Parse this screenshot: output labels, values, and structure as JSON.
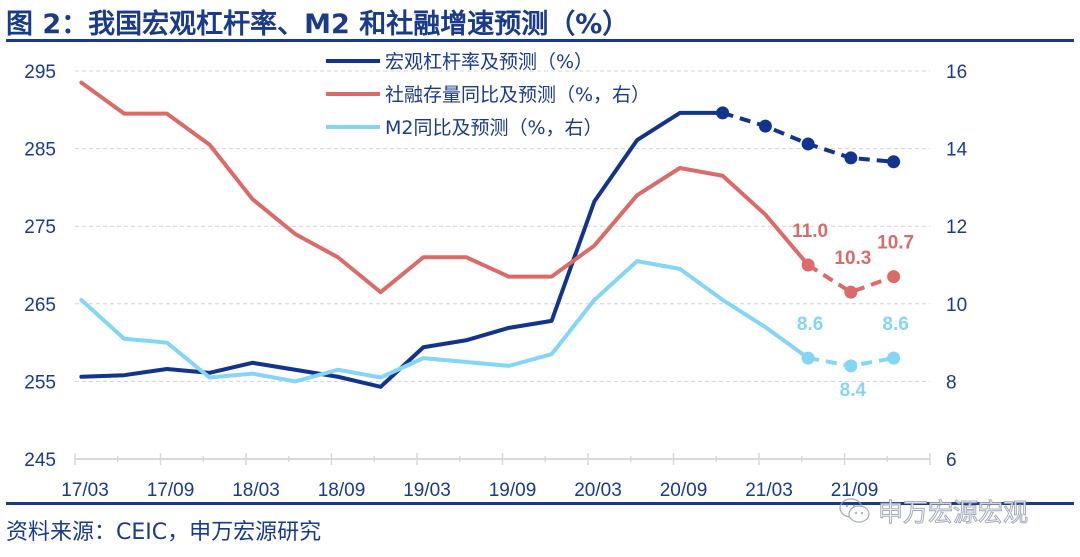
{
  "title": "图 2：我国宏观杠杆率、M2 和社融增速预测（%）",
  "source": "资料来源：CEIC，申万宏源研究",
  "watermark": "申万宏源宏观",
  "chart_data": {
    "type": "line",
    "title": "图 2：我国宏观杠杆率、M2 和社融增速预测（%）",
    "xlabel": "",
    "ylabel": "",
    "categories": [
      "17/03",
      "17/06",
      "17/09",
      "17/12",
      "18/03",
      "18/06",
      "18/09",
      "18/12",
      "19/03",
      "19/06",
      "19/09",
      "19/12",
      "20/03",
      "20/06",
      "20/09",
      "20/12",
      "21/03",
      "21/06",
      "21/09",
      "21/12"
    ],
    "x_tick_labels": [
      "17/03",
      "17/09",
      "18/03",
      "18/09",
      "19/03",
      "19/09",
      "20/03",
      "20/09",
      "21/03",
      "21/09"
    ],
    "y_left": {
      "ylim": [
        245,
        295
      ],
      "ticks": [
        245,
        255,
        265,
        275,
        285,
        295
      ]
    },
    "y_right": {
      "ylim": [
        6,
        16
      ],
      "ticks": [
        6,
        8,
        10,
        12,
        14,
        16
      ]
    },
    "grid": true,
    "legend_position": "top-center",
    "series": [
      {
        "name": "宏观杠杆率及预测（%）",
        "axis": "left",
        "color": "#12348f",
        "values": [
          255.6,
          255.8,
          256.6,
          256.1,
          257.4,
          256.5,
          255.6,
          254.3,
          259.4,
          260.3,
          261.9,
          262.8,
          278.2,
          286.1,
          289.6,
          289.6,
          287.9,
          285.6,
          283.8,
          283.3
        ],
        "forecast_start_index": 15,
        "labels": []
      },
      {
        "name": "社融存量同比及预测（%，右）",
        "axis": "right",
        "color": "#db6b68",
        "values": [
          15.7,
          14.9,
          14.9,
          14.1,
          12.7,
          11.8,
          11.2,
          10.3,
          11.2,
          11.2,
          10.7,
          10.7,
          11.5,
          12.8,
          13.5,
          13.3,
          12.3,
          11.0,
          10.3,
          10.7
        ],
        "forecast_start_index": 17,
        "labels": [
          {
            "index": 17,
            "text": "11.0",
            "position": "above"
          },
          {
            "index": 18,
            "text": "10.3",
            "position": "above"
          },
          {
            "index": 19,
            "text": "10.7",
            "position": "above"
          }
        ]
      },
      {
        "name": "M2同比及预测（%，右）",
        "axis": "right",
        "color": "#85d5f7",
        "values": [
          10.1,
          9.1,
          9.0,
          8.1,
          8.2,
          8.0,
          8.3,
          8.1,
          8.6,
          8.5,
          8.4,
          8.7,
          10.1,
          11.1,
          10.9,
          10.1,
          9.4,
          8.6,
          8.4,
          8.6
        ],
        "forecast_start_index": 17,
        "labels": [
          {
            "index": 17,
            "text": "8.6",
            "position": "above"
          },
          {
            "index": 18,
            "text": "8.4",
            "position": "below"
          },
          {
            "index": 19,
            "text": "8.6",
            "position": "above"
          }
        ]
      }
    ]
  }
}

...

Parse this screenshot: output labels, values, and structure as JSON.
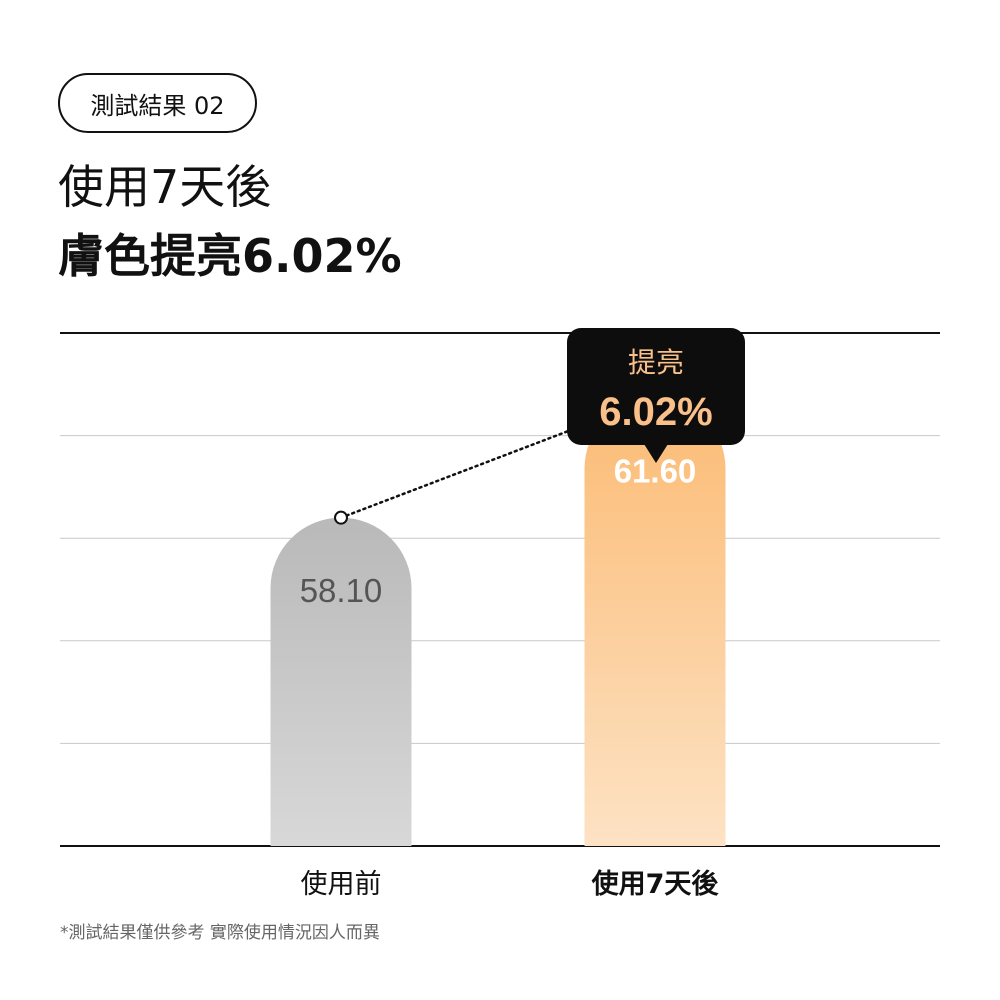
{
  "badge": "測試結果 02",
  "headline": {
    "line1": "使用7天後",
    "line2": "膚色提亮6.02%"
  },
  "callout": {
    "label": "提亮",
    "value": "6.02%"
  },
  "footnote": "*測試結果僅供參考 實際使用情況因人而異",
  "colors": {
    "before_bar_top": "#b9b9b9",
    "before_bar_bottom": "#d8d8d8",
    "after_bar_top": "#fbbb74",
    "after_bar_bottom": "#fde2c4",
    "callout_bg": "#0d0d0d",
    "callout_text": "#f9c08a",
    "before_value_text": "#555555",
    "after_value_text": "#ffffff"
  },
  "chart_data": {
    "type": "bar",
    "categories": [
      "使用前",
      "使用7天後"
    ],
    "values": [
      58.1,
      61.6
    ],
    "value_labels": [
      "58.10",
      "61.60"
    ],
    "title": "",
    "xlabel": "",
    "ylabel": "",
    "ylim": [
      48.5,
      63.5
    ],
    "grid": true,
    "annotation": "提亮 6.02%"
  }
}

▶ [Written problem]: Find the lines that include the string "title", then copy each of them.

▶ [Written reply]:
  "title": "图 2：我国宏观杠杆率、M2 和社融增速预测（%）",
    "title": "图 2：我国宏观杠杆率、M2 和社融增速预测（%）",
    "title": "",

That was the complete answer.